== SHORT TASK ==
Locate each line with the string "крышкой" in the listing below and copy it.
Start of EXTRACTED ENTRIES
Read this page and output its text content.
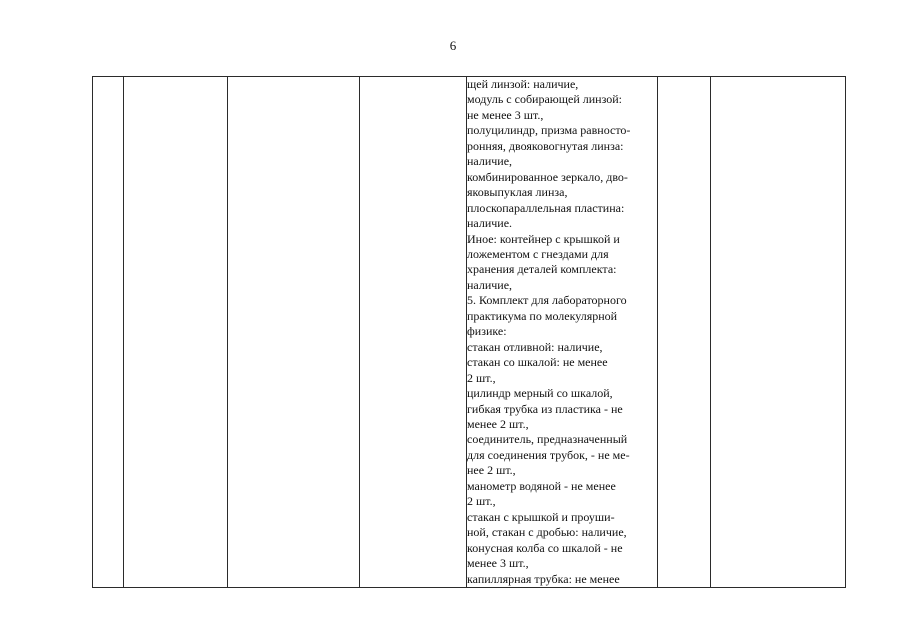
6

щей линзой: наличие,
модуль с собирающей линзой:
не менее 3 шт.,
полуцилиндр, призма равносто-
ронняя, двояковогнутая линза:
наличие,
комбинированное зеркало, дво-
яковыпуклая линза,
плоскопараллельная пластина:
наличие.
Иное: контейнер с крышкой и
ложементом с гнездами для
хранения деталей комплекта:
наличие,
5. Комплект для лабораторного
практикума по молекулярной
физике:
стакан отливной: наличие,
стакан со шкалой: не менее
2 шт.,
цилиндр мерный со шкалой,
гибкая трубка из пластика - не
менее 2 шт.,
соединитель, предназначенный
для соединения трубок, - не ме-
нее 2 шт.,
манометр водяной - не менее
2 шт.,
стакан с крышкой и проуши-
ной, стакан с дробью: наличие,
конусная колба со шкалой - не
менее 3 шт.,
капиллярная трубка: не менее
End of EXTRACTED ENTRIES
== OUTPUT BELOW ==
Иное: контейнер с крышкой и
стакан с крышкой и проуши-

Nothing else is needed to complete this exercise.